- _Written problem_
Reproduce verbatim every line of the items below, from the first line down to the line containing "cell-end: 2022-01-13 00:00:00: [517, 527, 661, 563]", inclusive of both ends.

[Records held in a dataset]

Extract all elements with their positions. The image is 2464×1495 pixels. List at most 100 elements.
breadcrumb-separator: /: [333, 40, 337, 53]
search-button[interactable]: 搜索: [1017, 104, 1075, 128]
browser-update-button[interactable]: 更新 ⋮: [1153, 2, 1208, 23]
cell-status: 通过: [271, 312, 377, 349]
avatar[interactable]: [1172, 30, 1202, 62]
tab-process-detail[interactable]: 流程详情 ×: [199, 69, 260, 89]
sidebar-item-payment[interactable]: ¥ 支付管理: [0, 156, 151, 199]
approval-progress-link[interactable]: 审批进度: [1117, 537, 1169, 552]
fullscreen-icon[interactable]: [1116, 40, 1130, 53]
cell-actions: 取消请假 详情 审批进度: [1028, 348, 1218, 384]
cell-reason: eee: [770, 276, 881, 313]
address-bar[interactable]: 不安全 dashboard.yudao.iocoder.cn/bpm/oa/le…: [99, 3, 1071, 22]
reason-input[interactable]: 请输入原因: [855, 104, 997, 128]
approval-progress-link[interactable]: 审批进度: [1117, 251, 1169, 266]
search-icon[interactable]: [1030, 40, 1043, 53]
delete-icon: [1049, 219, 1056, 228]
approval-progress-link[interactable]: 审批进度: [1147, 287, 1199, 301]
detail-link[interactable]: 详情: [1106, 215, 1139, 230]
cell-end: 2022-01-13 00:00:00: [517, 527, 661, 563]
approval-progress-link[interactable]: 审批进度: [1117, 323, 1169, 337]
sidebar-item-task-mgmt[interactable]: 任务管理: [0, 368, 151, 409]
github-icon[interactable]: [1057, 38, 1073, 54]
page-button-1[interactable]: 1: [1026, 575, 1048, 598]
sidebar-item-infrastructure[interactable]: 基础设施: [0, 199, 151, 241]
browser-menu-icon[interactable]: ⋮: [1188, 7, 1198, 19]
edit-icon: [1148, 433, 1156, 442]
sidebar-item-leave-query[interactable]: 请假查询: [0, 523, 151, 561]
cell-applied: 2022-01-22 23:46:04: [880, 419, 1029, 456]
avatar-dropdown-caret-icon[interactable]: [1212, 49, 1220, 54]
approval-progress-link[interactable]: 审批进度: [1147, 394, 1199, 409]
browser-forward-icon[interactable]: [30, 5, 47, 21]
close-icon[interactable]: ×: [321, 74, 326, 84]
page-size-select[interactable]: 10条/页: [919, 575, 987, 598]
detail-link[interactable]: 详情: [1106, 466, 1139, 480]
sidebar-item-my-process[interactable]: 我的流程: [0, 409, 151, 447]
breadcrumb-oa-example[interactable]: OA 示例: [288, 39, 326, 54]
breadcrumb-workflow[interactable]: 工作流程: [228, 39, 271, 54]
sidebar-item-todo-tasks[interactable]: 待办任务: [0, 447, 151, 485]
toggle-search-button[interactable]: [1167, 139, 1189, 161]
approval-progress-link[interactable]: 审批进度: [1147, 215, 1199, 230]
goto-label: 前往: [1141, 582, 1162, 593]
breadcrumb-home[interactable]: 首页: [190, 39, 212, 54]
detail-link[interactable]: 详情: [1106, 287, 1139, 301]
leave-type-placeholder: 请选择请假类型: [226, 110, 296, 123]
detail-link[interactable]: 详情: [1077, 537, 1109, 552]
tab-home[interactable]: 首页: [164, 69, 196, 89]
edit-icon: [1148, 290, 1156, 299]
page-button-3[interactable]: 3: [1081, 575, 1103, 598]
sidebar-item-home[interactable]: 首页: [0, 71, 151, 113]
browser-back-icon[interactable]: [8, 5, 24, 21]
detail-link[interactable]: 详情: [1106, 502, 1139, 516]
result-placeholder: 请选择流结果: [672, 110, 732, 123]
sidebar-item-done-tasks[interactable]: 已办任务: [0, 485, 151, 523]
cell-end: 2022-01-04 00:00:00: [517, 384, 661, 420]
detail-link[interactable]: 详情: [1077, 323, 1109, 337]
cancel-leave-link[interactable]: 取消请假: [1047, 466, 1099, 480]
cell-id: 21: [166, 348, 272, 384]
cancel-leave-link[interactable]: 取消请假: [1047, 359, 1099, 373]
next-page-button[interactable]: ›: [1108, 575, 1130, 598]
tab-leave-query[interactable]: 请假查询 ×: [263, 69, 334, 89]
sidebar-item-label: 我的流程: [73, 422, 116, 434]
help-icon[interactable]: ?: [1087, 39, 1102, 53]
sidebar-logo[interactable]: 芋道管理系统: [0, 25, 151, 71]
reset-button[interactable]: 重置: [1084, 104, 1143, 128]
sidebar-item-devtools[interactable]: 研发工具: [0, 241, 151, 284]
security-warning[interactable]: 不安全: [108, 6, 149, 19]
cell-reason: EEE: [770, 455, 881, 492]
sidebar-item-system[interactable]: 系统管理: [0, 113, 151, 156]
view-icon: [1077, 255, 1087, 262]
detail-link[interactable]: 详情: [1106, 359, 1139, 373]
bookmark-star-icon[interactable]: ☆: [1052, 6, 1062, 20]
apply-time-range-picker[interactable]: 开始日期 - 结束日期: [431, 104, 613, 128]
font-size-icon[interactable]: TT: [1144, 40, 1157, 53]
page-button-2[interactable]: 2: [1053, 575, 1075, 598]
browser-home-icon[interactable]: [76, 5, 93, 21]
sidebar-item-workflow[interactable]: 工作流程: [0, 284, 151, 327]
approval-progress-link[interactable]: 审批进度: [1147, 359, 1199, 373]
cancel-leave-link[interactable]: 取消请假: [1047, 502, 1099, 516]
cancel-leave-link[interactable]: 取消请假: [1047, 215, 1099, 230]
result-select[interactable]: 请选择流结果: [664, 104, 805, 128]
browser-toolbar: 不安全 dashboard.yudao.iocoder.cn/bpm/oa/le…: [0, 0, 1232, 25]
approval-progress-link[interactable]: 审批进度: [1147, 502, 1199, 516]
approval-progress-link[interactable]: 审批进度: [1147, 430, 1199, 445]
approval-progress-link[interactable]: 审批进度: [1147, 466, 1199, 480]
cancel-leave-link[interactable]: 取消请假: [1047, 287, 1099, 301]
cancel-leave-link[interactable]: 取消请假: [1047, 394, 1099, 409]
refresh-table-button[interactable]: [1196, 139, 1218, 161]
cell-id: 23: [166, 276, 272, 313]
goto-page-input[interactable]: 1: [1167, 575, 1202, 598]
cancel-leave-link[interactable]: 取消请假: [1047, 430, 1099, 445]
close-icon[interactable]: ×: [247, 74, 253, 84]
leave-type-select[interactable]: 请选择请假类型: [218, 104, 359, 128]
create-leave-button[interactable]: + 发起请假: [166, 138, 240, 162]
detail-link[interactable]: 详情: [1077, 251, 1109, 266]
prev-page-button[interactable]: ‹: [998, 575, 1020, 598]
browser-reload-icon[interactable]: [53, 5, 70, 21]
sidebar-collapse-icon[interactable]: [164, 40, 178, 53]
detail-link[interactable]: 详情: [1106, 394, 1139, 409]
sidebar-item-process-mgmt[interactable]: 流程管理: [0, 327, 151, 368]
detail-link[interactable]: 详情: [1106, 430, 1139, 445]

- _Problem solution_
Extract all elements with their positions. The image is 2464×1495 pixels. List at most 100 elements.
breadcrumb-separator: /: [333, 40, 337, 53]
search-button[interactable]: 搜索: [1017, 104, 1075, 128]
browser-update-button[interactable]: 更新 ⋮: [1153, 2, 1208, 23]
cell-status: 通过: [271, 312, 377, 349]
avatar[interactable]: [1172, 30, 1202, 62]
tab-process-detail[interactable]: 流程详情 ×: [199, 69, 260, 89]
sidebar-item-payment[interactable]: ¥ 支付管理: [0, 156, 151, 199]
approval-progress-link[interactable]: 审批进度: [1117, 537, 1169, 552]
fullscreen-icon[interactable]: [1116, 40, 1130, 53]
cell-actions: 取消请假 详情 审批进度: [1028, 348, 1218, 384]
cell-reason: eee: [770, 276, 881, 313]
address-bar[interactable]: 不安全 dashboard.yudao.iocoder.cn/bpm/oa/le…: [99, 3, 1071, 22]
reason-input[interactable]: 请输入原因: [855, 104, 997, 128]
approval-progress-link[interactable]: 审批进度: [1117, 251, 1169, 266]
search-icon[interactable]: [1030, 40, 1043, 53]
delete-icon: [1049, 219, 1056, 228]
approval-progress-link[interactable]: 审批进度: [1147, 287, 1199, 301]
detail-link[interactable]: 详情: [1106, 215, 1139, 230]
cell-end: 2022-01-13 00:00:00: [517, 527, 661, 563]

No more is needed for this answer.